Excerpts from a transcription dataset:

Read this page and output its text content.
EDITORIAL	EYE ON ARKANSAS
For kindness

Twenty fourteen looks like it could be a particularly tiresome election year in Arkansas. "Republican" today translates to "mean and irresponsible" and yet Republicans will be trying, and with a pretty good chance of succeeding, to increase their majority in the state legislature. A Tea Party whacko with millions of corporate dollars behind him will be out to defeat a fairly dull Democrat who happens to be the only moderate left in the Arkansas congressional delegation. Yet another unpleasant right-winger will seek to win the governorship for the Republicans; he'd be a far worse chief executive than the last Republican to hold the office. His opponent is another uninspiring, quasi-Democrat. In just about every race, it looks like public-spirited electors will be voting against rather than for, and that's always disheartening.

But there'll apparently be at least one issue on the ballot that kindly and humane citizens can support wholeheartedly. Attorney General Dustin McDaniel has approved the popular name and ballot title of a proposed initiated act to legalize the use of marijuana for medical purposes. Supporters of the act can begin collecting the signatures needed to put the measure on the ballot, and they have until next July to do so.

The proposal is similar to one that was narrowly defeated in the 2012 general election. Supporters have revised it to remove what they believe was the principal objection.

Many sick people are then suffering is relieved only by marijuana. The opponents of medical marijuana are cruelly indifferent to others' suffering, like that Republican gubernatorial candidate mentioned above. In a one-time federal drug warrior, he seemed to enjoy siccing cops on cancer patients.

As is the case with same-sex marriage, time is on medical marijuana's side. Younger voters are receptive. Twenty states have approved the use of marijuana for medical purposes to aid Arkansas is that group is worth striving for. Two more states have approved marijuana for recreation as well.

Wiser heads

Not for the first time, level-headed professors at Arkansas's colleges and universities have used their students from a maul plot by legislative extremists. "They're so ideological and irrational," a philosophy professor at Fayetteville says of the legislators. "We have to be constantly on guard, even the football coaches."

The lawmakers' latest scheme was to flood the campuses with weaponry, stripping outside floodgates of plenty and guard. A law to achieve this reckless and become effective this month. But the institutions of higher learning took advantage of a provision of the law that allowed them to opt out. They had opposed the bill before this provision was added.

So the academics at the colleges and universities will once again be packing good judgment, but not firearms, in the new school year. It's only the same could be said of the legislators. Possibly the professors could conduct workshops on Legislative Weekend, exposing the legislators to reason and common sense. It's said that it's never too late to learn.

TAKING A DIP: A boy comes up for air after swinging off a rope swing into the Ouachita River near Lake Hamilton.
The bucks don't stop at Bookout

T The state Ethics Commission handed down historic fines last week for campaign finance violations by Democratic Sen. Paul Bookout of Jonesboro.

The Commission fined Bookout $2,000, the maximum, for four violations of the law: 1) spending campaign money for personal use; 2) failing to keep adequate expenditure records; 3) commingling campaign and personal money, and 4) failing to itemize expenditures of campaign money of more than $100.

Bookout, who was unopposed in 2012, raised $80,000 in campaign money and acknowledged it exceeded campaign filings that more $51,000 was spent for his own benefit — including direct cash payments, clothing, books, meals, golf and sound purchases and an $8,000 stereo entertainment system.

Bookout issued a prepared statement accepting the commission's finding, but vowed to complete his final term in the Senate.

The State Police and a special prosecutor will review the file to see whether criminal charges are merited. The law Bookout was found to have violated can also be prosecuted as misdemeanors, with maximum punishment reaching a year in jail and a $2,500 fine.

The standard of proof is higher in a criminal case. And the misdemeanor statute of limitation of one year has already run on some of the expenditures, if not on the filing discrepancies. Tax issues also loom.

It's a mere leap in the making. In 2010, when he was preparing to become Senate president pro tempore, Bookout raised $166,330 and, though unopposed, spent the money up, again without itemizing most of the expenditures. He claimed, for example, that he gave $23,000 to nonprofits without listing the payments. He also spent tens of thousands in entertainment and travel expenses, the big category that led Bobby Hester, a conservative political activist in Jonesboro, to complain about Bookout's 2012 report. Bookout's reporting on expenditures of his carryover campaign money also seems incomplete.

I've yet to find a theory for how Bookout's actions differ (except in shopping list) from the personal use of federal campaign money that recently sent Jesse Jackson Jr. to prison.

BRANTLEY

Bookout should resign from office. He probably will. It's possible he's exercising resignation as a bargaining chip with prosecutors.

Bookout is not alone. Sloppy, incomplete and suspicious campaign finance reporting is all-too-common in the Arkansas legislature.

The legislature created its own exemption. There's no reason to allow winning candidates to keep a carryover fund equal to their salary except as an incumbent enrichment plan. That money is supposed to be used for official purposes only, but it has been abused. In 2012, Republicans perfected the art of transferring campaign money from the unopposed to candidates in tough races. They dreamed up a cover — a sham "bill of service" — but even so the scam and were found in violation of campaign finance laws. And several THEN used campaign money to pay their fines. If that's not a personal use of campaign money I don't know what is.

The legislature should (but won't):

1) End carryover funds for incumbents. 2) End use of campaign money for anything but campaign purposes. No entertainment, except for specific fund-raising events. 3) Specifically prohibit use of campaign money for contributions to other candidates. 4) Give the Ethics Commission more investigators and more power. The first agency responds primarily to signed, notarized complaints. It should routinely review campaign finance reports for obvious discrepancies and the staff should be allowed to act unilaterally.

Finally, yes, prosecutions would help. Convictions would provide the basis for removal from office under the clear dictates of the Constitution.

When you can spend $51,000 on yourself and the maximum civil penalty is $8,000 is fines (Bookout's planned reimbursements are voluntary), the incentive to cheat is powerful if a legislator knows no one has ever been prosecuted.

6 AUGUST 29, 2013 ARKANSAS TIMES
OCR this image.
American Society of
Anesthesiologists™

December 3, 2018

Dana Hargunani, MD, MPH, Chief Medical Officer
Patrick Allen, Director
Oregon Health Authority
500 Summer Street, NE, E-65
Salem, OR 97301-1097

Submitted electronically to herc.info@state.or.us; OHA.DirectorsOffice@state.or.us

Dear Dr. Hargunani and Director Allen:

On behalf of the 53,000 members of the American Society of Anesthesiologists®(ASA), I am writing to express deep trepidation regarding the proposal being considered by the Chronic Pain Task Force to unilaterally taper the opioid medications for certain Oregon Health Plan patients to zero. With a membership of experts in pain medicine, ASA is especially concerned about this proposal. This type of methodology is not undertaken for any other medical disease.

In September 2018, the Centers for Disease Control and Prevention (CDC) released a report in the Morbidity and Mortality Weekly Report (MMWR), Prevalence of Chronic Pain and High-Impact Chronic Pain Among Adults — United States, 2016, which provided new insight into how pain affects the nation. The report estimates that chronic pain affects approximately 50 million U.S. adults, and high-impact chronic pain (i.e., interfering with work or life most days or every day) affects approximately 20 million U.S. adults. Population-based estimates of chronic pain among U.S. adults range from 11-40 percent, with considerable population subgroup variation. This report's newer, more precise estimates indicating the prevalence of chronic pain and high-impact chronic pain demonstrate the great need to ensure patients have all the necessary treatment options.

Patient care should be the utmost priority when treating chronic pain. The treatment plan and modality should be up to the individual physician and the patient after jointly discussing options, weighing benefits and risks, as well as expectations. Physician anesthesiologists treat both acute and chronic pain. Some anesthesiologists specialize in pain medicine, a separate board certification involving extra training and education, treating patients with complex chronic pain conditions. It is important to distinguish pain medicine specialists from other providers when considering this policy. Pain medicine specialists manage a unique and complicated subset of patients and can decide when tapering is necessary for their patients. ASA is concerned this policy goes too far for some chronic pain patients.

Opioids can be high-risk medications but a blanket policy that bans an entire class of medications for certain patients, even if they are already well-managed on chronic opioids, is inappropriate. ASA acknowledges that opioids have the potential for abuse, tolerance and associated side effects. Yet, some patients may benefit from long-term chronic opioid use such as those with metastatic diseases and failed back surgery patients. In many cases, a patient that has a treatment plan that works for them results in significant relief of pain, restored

> [To do]: Every entry must be printed again, exactly as it reads.

> [Final answer]:
Read this page and output its text content.
EDITORIAL	EYE ON ARKANSAS
For kindness

Twenty fourteen looks like it could be a particularly tiresome election year in Arkansas. "Republican" today translates to "mean and irresponsible" and yet Republicans will be trying, and with a pretty good chance of succeeding, to increase their majority in the state legislature. A Tea Party whacko with millions of corporate dollars behind him will be out to defeat a fairly dull Democrat who happens to be the only moderate left in the Arkansas congressional delegation. Yet another unpleasant right-winger will seek to win the governorship for the Republicans; he'd be a far worse chief executive than the last Republican to hold the office. His opponent is another uninspiring, quasi-Democrat. In just about every race, it looks like public-spirited electors will be voting against rather than for, and that's always disheartening.

But there'll apparently be at least one issue on the ballot that kindly and humane citizens can support wholeheartedly. Attorney General Dustin McDaniel has approved the popular name and ballot title of a proposed initiated act to legalize the use of marijuana for medical purposes. Supporters of the act can begin collecting the signatures needed to put the measure on the ballot, and they have until next July to do so.

The proposal is similar to one that was narrowly defeated in the 2012 general election. Supporters have revised it to remove what they believe was the principal objection.

Many sick people are then suffering is relieved only by marijuana. The opponents of medical marijuana are cruelly indifferent to others' suffering, like that Republican gubernatorial candidate mentioned above. In a one-time federal drug warrior, he seemed to enjoy siccing cops on cancer patients.

As is the case with same-sex marriage, time is on medical marijuana's side. Younger voters are receptive. Twenty states have approved the use of marijuana for medical purposes to aid Arkansas is that group is worth striving for. Two more states have approved marijuana for recreation as well.

Wiser heads

Not for the first time, level-headed professors at Arkansas's colleges and universities have used their students from a maul plot by legislative extremists. "They're so ideological and irrational," a philosophy professor at Fayetteville says of the legislators. "We have to be constantly on guard, even the football coaches."

The lawmakers' latest scheme was to flood the campuses with weaponry, stripping outside floodgates of plenty and guard. A law to achieve this reckless and become effective this month. But the institutions of higher learning took advantage of a provision of the law that allowed them to opt out. They had opposed the bill before this provision was added.

So the academics at the colleges and universities will once again be packing good judgment, but not firearms, in the new school year. It's only the same could be said of the legislators. Possibly the professors could conduct workshops on Legislative Weekend, exposing the legislators to reason and common sense. It's said that it's never too late to learn.

TAKING A DIP: A boy comes up for air after swinging off a rope swing into the Ouachita River near Lake Hamilton.
The bucks don't stop at Bookout

T The state Ethics Commission handed down historic fines last week for campaign finance violations by Democratic Sen. Paul Bookout of Jonesboro.

The Commission fined Bookout $2,000, the maximum, for four violations of the law: 1) spending campaign money for personal use; 2) failing to keep adequate expenditure records; 3) commingling campaign and personal money, and 4) failing to itemize expenditures of campaign money of more than $100.

Bookout, who was unopposed in 2012, raised $80,000 in campaign money and acknowledged it exceeded campaign filings that more $51,000 was spent for his own benefit — including direct cash payments, clothing, books, meals, golf and sound purchases and an $8,000 stereo entertainment system.

Bookout issued a prepared statement accepting the commission's finding, but vowed to complete his final term in the Senate.

The State Police and a special prosecutor will review the file to see whether criminal charges are merited. The law Bookout was found to have violated can also be prosecuted as misdemeanors, with maximum punishment reaching a year in jail and a $2,500 fine.

The standard of proof is higher in a criminal case. And the misdemeanor statute of limitation of one year has already run on some of the expenditures, if not on the filing discrepancies. Tax issues also loom.

It's a mere leap in the making. In 2010, when he was preparing to become Senate president pro tempore, Bookout raised $166,330 and, though unopposed, spent the money up, again without itemizing most of the expenditures. He claimed, for example, that he gave $23,000 to nonprofits without listing the payments. He also spent tens of thousands in entertainment and travel expenses, the big category that led Bobby Hester, a conservative political activist in Jonesboro, to complain about Bookout's 2012 report. Bookout's reporting on expenditures of his carryover campaign money also seems incomplete.

I've yet to find a theory for how Bookout's actions differ (except in shopping list) from the personal use of federal campaign money that recently sent Jesse Jackson Jr. to prison.

BRANTLEY

Bookout should resign from office. He probably will. It's possible he's exercising resignation as a bargaining chip with prosecutors.

Bookout is not alone. Sloppy, incomplete and suspicious campaign finance reporting is all-too-common in the Arkansas legislature.

The legislature created its own exemption. There's no reason to allow winning candidates to keep a carryover fund equal to their salary except as an incumbent enrichment plan. That money is supposed to be used for official purposes only, but it has been abused. In 2012, Republicans perfected the art of transferring campaign money from the unopposed to candidates in tough races. They dreamed up a cover — a sham "bill of service" — but even so the scam and were found in violation of campaign finance laws. And several THEN used campaign money to pay their fines. If that's not a personal use of campaign money I don't know what is.

The legislature should (but won't):

1) End carryover funds for incumbents. 2) End use of campaign money for anything but campaign purposes. No entertainment, except for specific fund-raising events. 3) Specifically prohibit use of campaign money for contributions to other candidates. 4) Give the Ethics Commission more investigators and more power. The first agency responds primarily to signed, notarized complaints. It should routinely review campaign finance reports for obvious discrepancies and the staff should be allowed to act unilaterally.

Finally, yes, prosecutions would help. Convictions would provide the basis for removal from office under the clear dictates of the Constitution.

When you can spend $51,000 on yourself and the maximum civil penalty is $8,000 is fines (Bookout's planned reimbursements are voluntary), the incentive to cheat is powerful if a legislator knows no one has ever been prosecuted.

6 AUGUST 29, 2013 ARKANSAS TIMES
OCR this image.
American Society of
Anesthesiologists™

December 3, 2018

Dana Hargunani, MD, MPH, Chief Medical Officer
Patrick Allen, Director
Oregon Health Authority
500 Summer Street, NE, E-65
Salem, OR 97301-1097

Submitted electronically to herc.info@state.or.us; OHA.DirectorsOffice@state.or.us

Dear Dr. Hargunani and Director Allen:

On behalf of the 53,000 members of the American Society of Anesthesiologists®(ASA), I am writing to express deep trepidation regarding the proposal being considered by the Chronic Pain Task Force to unilaterally taper the opioid medications for certain Oregon Health Plan patients to zero. With a membership of experts in pain medicine, ASA is especially concerned about this proposal. This type of methodology is not undertaken for any other medical disease.

In September 2018, the Centers for Disease Control and Prevention (CDC) released a report in the Morbidity and Mortality Weekly Report (MMWR), Prevalence of Chronic Pain and High-Impact Chronic Pain Among Adults — United States, 2016, which provided new insight into how pain affects the nation. The report estimates that chronic pain affects approximately 50 million U.S. adults, and high-impact chronic pain (i.e., interfering with work or life most days or every day) affects approximately 20 million U.S. adults. Population-based estimates of chronic pain among U.S. adults range from 11-40 percent, with considerable population subgroup variation. This report's newer, more precise estimates indicating the prevalence of chronic pain and high-impact chronic pain demonstrate the great need to ensure patients have all the necessary treatment options.

Patient care should be the utmost priority when treating chronic pain. The treatment plan and modality should be up to the individual physician and the patient after jointly discussing options, weighing benefits and risks, as well as expectations. Physician anesthesiologists treat both acute and chronic pain. Some anesthesiologists specialize in pain medicine, a separate board certification involving extra training and education, treating patients with complex chronic pain conditions. It is important to distinguish pain medicine specialists from other providers when considering this policy. Pain medicine specialists manage a unique and complicated subset of patients and can decide when tapering is necessary for their patients. ASA is concerned this policy goes too far for some chronic pain patients.

Opioids can be high-risk medications but a blanket policy that bans an entire class of medications for certain patients, even if they are already well-managed on chronic opioids, is inappropriate. ASA acknowledges that opioids have the potential for abuse, tolerance and associated side effects. Yet, some patients may benefit from long-term chronic opioid use such as those with metastatic diseases and failed back surgery patients. In many cases, a patient that has a treatment plan that works for them results in significant relief of pain, restored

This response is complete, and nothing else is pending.